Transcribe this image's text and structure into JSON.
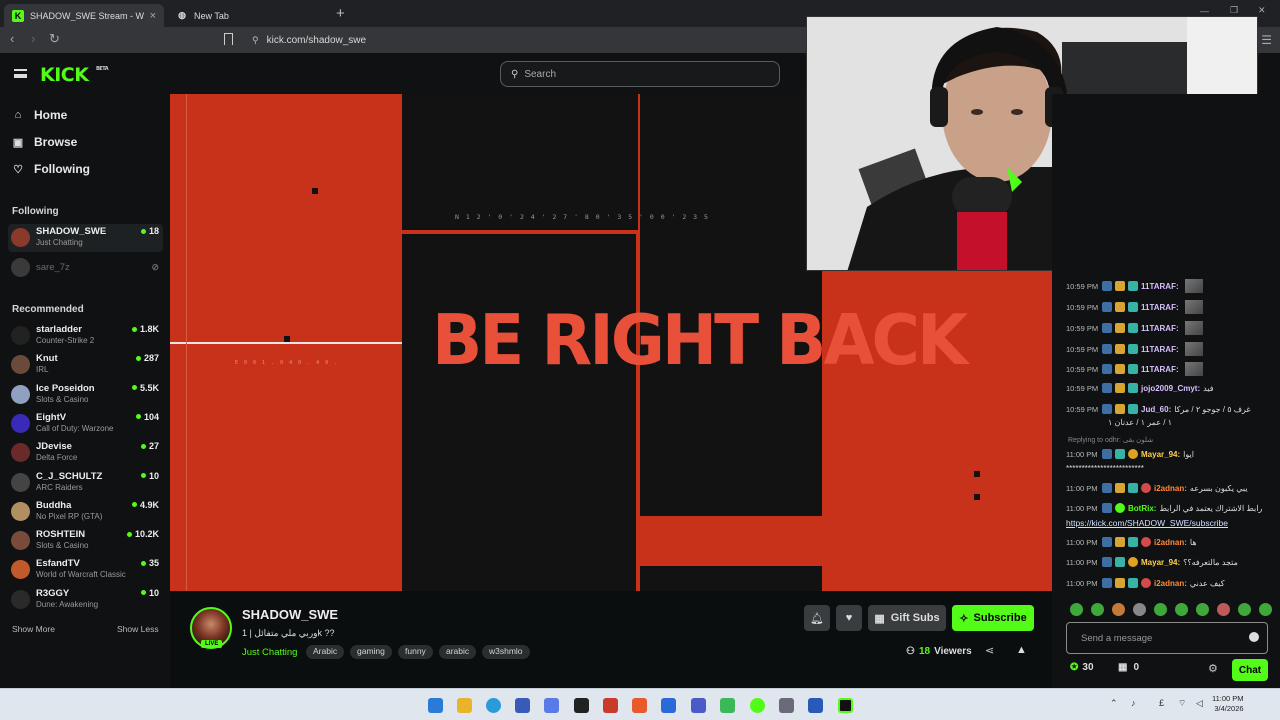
{
  "browser": {
    "tabs": [
      {
        "title": "SHADOW_SWE Stream - Watch",
        "active": true
      },
      {
        "title": "New Tab",
        "active": false
      }
    ],
    "url": "kick.com/shadow_swe"
  },
  "header": {
    "logo": "KICK",
    "logo_badge": "BETA",
    "search_placeholder": "Search"
  },
  "sidebar": {
    "nav": [
      {
        "label": "Home",
        "icon": "home-icon"
      },
      {
        "label": "Browse",
        "icon": "browse-icon"
      },
      {
        "label": "Following",
        "icon": "heart-icon"
      }
    ],
    "following_title": "Following",
    "following": [
      {
        "name": "SHADOW_SWE",
        "category": "Just Chatting",
        "viewers": "18",
        "color": "#8a3a2a"
      },
      {
        "name": "sare_7z",
        "category": "",
        "viewers": "",
        "offline": true
      }
    ],
    "recommended_title": "Recommended",
    "recommended": [
      {
        "name": "starladder",
        "category": "Counter-Strike 2",
        "viewers": "1.8K",
        "color": "#222"
      },
      {
        "name": "Knut",
        "category": "IRL",
        "viewers": "287",
        "color": "#6b4a3a"
      },
      {
        "name": "Ice Poseidon",
        "category": "Slots & Casino",
        "viewers": "5.5K",
        "color": "#8fa0c0"
      },
      {
        "name": "EightV",
        "category": "Call of Duty: Warzone",
        "viewers": "104",
        "color": "#3a2ab8"
      },
      {
        "name": "JDevise",
        "category": "Delta Force",
        "viewers": "27",
        "color": "#6a2a2a"
      },
      {
        "name": "C_J_SCHULTZ",
        "category": "ARC Raiders",
        "viewers": "10",
        "color": "#444"
      },
      {
        "name": "Buddha",
        "category": "No Pixel RP (GTA)",
        "viewers": "4.9K",
        "color": "#b09060"
      },
      {
        "name": "ROSHTEIN",
        "category": "Slots & Casino",
        "viewers": "10.2K",
        "color": "#7a4a3a"
      },
      {
        "name": "EsfandTV",
        "category": "World of Warcraft Classic",
        "viewers": "35",
        "color": "#c05a2a"
      },
      {
        "name": "R3GGY",
        "category": "Dune: Awakening",
        "viewers": "10",
        "color": "#2a2a2a"
      }
    ],
    "show_more": "Show More",
    "show_less": "Show Less"
  },
  "video": {
    "overlay_text": "BE RIGHT BACK",
    "coord_text": "N 1 2 ' 0 ' 2 4 ' 2 7 ' 8 0 ' 3 5 ' 0 0 ' 2 3 5",
    "small_text": "E 0 0 1 . 0 4 0 . 4 0 ."
  },
  "channel": {
    "name": "SHADOW_SWE",
    "live_badge": "LIVE",
    "title": "وربي ملي متفائل | 1k ??",
    "category": "Just Chatting",
    "tags": [
      "Arabic",
      "gaming",
      "funny",
      "arabic",
      "w3shmlo"
    ],
    "gift_label": "Gift Subs",
    "subscribe_label": "Subscribe",
    "viewers": "18",
    "viewers_label": "Viewers"
  },
  "chat": {
    "messages": [
      {
        "time": "10:59 PM",
        "user": "11TARAF:",
        "color": "#d8c0ff",
        "text": "",
        "emote": true
      },
      {
        "time": "10:59 PM",
        "user": "11TARAF:",
        "color": "#d8c0ff",
        "text": "",
        "emote": true
      },
      {
        "time": "10:59 PM",
        "user": "11TARAF:",
        "color": "#d8c0ff",
        "text": "",
        "emote": true
      },
      {
        "time": "10:59 PM",
        "user": "11TARAF:",
        "color": "#d8c0ff",
        "text": "",
        "emote": true
      },
      {
        "time": "10:59 PM",
        "user": "11TARAF:",
        "color": "#d8c0ff",
        "text": "",
        "emote": true
      },
      {
        "time": "10:59 PM",
        "user": "jojo2009_Cmyt:",
        "color": "#d8c0ff",
        "text": "فيد",
        "emote": false
      },
      {
        "time": "10:59 PM",
        "user": "Jud_60:",
        "color": "#d8c0ff",
        "text": "غرف ٥ / جوجو ٢ / مركا",
        "emote": false
      },
      {
        "time": "11:00 PM",
        "user": "Mayar_94:",
        "color": "#ffd24a",
        "text": "ايوا",
        "emote": false
      },
      {
        "time": "11:00 PM",
        "user": "i2adnan:",
        "color": "#ff8a3a",
        "text": "يبي يكبون بسرعه",
        "emote": false
      },
      {
        "time": "11:00 PM",
        "user": "BotRix:",
        "color": "#53fc18",
        "text": "رابط الاشتراك يعتمد في الرابط",
        "emote": false
      },
      {
        "time": "11:00 PM",
        "user": "i2adnan:",
        "color": "#ff8a3a",
        "text": "ها",
        "emote": false
      },
      {
        "time": "11:00 PM",
        "user": "Mayar_94:",
        "color": "#ffd24a",
        "text": "متجد مالتعرفه؟؟",
        "emote": false
      },
      {
        "time": "11:00 PM",
        "user": "i2adnan:",
        "color": "#ff8a3a",
        "text": "كيف عدني",
        "emote": false
      }
    ],
    "jud_line2": "١ / عمر ١ / عدنان ١",
    "reply_label": "Replying to odhr: شلون بقى",
    "mayar_line2": "*************************",
    "botrix_link": "https://kick.com/SHADOW_SWE/subscribe",
    "input_placeholder": "Send a message",
    "points": "30",
    "gifts": "0",
    "chat_button": "Chat"
  },
  "taskbar": {
    "time": "11:00 PM",
    "date": "3/4/2026"
  },
  "colors": {
    "kick_green": "#53fc18",
    "brb_red": "#c8311a"
  }
}
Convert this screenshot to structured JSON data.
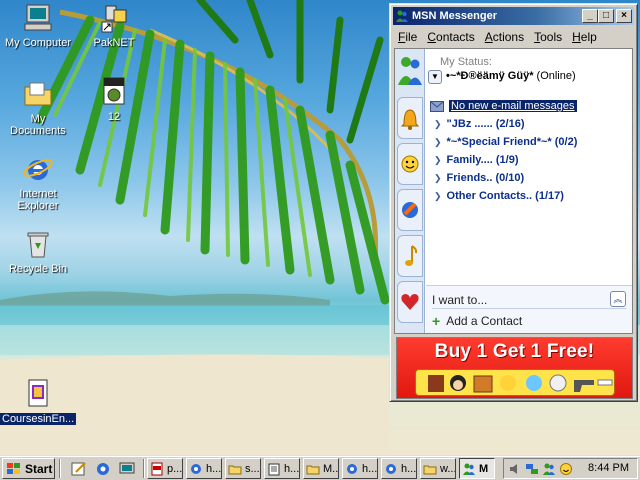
::::
= Task to carry out =
Output the records above exactly as they are, leaving out the pictures.

= Solved problem =
Transcribe this image's text and structure into JSON.
{
  "browser": {
    "tabs": [
      {
        "title": "SHADOW_SWE Stream - Watch",
        "active": true
      },
      {
        "title": "New Tab",
        "active": false
      }
    ],
    "url": "kick.com/shadow_swe"
  },
  "header": {
    "logo": "KICK",
    "logo_badge": "BETA",
    "search_placeholder": "Search"
  },
  "sidebar": {
    "nav": [
      {
        "label": "Home",
        "icon": "home-icon"
      },
      {
        "label": "Browse",
        "icon": "browse-icon"
      },
      {
        "label": "Following",
        "icon": "heart-icon"
      }
    ],
    "following_title": "Following",
    "following": [
      {
        "name": "SHADOW_SWE",
        "category": "Just Chatting",
        "viewers": "18",
        "color": "#8a3a2a"
      },
      {
        "name": "sare_7z",
        "category": "",
        "viewers": "",
        "offline": true
      }
    ],
    "recommended_title": "Recommended",
    "recommended": [
      {
        "name": "starladder",
        "category": "Counter-Strike 2",
        "viewers": "1.8K",
        "color": "#222"
      },
      {
        "name": "Knut",
        "category": "IRL",
        "viewers": "287",
        "color": "#6b4a3a"
      },
      {
        "name": "Ice Poseidon",
        "category": "Slots & Casino",
        "viewers": "5.5K",
        "color": "#8fa0c0"
      },
      {
        "name": "EightV",
        "category": "Call of Duty: Warzone",
        "viewers": "104",
        "color": "#3a2ab8"
      },
      {
        "name": "JDevise",
        "category": "Delta Force",
        "viewers": "27",
        "color": "#6a2a2a"
      },
      {
        "name": "C_J_SCHULTZ",
        "category": "ARC Raiders",
        "viewers": "10",
        "color": "#444"
      },
      {
        "name": "Buddha",
        "category": "No Pixel RP (GTA)",
        "viewers": "4.9K",
        "color": "#b09060"
      },
      {
        "name": "ROSHTEIN",
        "category": "Slots & Casino",
        "viewers": "10.2K",
        "color": "#7a4a3a"
      },
      {
        "name": "EsfandTV",
        "category": "World of Warcraft Classic",
        "viewers": "35",
        "color": "#c05a2a"
      },
      {
        "name": "R3GGY",
        "category": "Dune: Awakening",
        "viewers": "10",
        "color": "#2a2a2a"
      }
    ],
    "show_more": "Show More",
    "show_less": "Show Less"
  },
  "video": {
    "overlay_text": "BE RIGHT BACK",
    "coord_text": "N 1 2 ' 0 ' 2 4 ' 2 7 ' 8 0 ' 3 5 ' 0 0 ' 2 3 5",
    "small_text": "E 0 0 1 . 0 4 0 . 4 0 ."
  },
  "channel": {
    "name": "SHADOW_SWE",
    "live_badge": "LIVE",
    "title": "وربي ملي متفائل | 1k ??",
    "category": "Just Chatting",
    "tags": [
      "Arabic",
      "gaming",
      "funny",
      "arabic",
      "w3shmlo"
    ],
    "gift_label": "Gift Subs",
    "subscribe_label": "Subscribe",
    "viewers": "18",
    "viewers_label": "Viewers"
  },
  "chat": {
    "messages": [
      {
        "time": "10:59 PM",
        "user": "11TARAF:",
        "color": "#d8c0ff",
        "text": "",
        "emote": true
      },
      {
        "time": "10:59 PM",
        "user": "11TARAF:",
        "color": "#d8c0ff",
        "text": "",
        "emote": true
      },
      {
        "time": "10:59 PM",
        "user": "11TARAF:",
        "color": "#d8c0ff",
        "text": "",
        "emote": true
      },
      {
        "time": "10:59 PM",
        "user": "11TARAF:",
        "color": "#d8c0ff",
        "text": "",
        "emote": true
      },
      {
        "time": "10:59 PM",
        "user": "11TARAF:",
        "color": "#d8c0ff",
        "text": "",
        "emote": true
      },
      {
        "time": "10:59 PM",
        "user": "jojo2009_Cmyt:",
        "color": "#d8c0ff",
        "text": "فيد",
        "emote": false
      },
      {
        "time": "10:59 PM",
        "user": "Jud_60:",
        "color": "#d8c0ff",
        "text": "غرف ٥ / جوجو ٢ / مركا",
        "emote": false
      },
      {
        "time": "11:00 PM",
        "user": "Mayar_94:",
        "color": "#ffd24a",
        "text": "ايوا",
        "emote": false
      },
      {
        "time": "11:00 PM",
        "user": "i2adnan:",
        "color": "#ff8a3a",
        "text": "يبي يكبون بسرعه",
        "emote": false
      },
      {
        "time": "11:00 PM",
        "user": "BotRix:",
        "color": "#53fc18",
        "text": "رابط الاشتراك يعتمد في الرابط",
        "emote": false
      },
      {
        "time": "11:00 PM",
        "user": "i2adnan:",
        "color": "#ff8a3a",
        "text": "ها",
        "emote": false
      },
      {
        "time": "11:00 PM",
        "user": "Mayar_94:",
        "color": "#ffd24a",
        "text": "متجد مالتعرفه؟؟",
        "emote": false
      },
      {
        "time": "11:00 PM",
        "user": "i2adnan:",
        "color": "#ff8a3a",
        "text": "كيف عدني",
        "emote": false
      }
    ],
    "jud_line2": "١ / عمر ١ / عدنان ١",
    "reply_label": "Replying to odhr: شلون بقى",
    "mayar_line2": "*************************",
    "botrix_link": "https://kick.com/SHADOW_SWE/subscribe",
    "input_placeholder": "Send a message",
    "points": "30",
    "gifts": "0",
    "chat_button": "Chat"
  },
  "taskbar": {
    "time": "11:00 PM",
    "date": "3/4/2026"
  },
  "colors": {
    "kick_green": "#53fc18",
    "brb_red": "#c8311a"
  }
}
Convert this screenshot to structured JSON data.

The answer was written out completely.